Recorded information -
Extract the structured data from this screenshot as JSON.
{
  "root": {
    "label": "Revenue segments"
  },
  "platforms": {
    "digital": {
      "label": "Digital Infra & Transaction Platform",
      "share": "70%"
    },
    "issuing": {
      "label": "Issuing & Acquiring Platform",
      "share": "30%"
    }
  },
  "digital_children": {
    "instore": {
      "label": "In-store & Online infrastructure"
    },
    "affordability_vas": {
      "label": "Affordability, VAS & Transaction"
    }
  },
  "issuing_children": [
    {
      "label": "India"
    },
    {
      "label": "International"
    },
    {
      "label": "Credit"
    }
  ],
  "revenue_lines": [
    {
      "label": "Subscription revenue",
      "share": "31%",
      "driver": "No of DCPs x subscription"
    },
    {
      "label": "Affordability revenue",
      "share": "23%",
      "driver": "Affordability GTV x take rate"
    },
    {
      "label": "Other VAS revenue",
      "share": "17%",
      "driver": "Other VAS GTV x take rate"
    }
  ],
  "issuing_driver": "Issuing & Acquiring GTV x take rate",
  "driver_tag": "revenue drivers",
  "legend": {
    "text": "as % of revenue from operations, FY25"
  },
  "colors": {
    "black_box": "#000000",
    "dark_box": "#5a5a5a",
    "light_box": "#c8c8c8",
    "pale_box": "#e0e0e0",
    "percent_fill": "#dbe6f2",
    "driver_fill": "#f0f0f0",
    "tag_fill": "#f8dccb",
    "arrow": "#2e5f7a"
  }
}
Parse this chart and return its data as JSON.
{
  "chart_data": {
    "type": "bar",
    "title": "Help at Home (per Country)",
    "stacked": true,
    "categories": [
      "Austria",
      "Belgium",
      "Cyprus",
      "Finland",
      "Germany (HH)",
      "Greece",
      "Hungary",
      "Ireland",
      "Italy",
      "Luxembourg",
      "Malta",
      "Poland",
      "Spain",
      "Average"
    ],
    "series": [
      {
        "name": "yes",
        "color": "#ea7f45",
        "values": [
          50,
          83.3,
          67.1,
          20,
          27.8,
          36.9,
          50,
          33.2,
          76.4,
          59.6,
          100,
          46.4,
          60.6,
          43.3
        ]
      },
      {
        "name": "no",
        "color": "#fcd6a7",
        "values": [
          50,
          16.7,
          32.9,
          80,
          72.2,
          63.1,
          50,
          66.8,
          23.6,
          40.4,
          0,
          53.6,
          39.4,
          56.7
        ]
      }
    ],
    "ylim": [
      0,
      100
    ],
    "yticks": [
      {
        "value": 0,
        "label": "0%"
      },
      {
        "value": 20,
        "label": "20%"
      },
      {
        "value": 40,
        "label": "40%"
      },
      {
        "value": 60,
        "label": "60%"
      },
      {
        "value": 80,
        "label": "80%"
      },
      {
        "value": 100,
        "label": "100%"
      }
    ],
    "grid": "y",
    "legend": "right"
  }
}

Task prompt - Send back each record exactly as it stands.

Response to the exercise -
Extract the structured data from this screenshot as JSON.
{
  "root": {
    "label": "Revenue segments"
  },
  "platforms": {
    "digital": {
      "label": "Digital Infra & Transaction Platform",
      "share": "70%"
    },
    "issuing": {
      "label": "Issuing & Acquiring Platform",
      "share": "30%"
    }
  },
  "digital_children": {
    "instore": {
      "label": "In-store & Online infrastructure"
    },
    "affordability_vas": {
      "label": "Affordability, VAS & Transaction"
    }
  },
  "issuing_children": [
    {
      "label": "India"
    },
    {
      "label": "International"
    },
    {
      "label": "Credit"
    }
  ],
  "revenue_lines": [
    {
      "label": "Subscription revenue",
      "share": "31%",
      "driver": "No of DCPs x subscription"
    },
    {
      "label": "Affordability revenue",
      "share": "23%",
      "driver": "Affordability GTV x take rate"
    },
    {
      "label": "Other VAS revenue",
      "share": "17%",
      "driver": "Other VAS GTV x take rate"
    }
  ],
  "issuing_driver": "Issuing & Acquiring GTV x take rate",
  "driver_tag": "revenue drivers",
  "legend": {
    "text": "as % of revenue from operations, FY25"
  },
  "colors": {
    "black_box": "#000000",
    "dark_box": "#5a5a5a",
    "light_box": "#c8c8c8",
    "pale_box": "#e0e0e0",
    "percent_fill": "#dbe6f2",
    "driver_fill": "#f0f0f0",
    "tag_fill": "#f8dccb",
    "arrow": "#2e5f7a"
  }
}
Parse this chart and return its data as JSON.
{
  "chart_data": {
    "type": "bar",
    "title": "Help at Home (per Country)",
    "stacked": true,
    "categories": [
      "Austria",
      "Belgium",
      "Cyprus",
      "Finland",
      "Germany (HH)",
      "Greece",
      "Hungary",
      "Ireland",
      "Italy",
      "Luxembourg",
      "Malta",
      "Poland",
      "Spain",
      "Average"
    ],
    "series": [
      {
        "name": "yes",
        "color": "#ea7f45",
        "values": [
          50,
          83.3,
          67.1,
          20,
          27.8,
          36.9,
          50,
          33.2,
          76.4,
          59.6,
          100,
          46.4,
          60.6,
          43.3
        ]
      },
      {
        "name": "no",
        "color": "#fcd6a7",
        "values": [
          50,
          16.7,
          32.9,
          80,
          72.2,
          63.1,
          50,
          66.8,
          23.6,
          40.4,
          0,
          53.6,
          39.4,
          56.7
        ]
      }
    ],
    "ylim": [
      0,
      100
    ],
    "yticks": [
      {
        "value": 0,
        "label": "0%"
      },
      {
        "value": 20,
        "label": "20%"
      },
      {
        "value": 40,
        "label": "40%"
      },
      {
        "value": 60,
        "label": "60%"
      },
      {
        "value": 80,
        "label": "80%"
      },
      {
        "value": 100,
        "label": "100%"
      }
    ],
    "grid": "y",
    "legend": "right"
  }
}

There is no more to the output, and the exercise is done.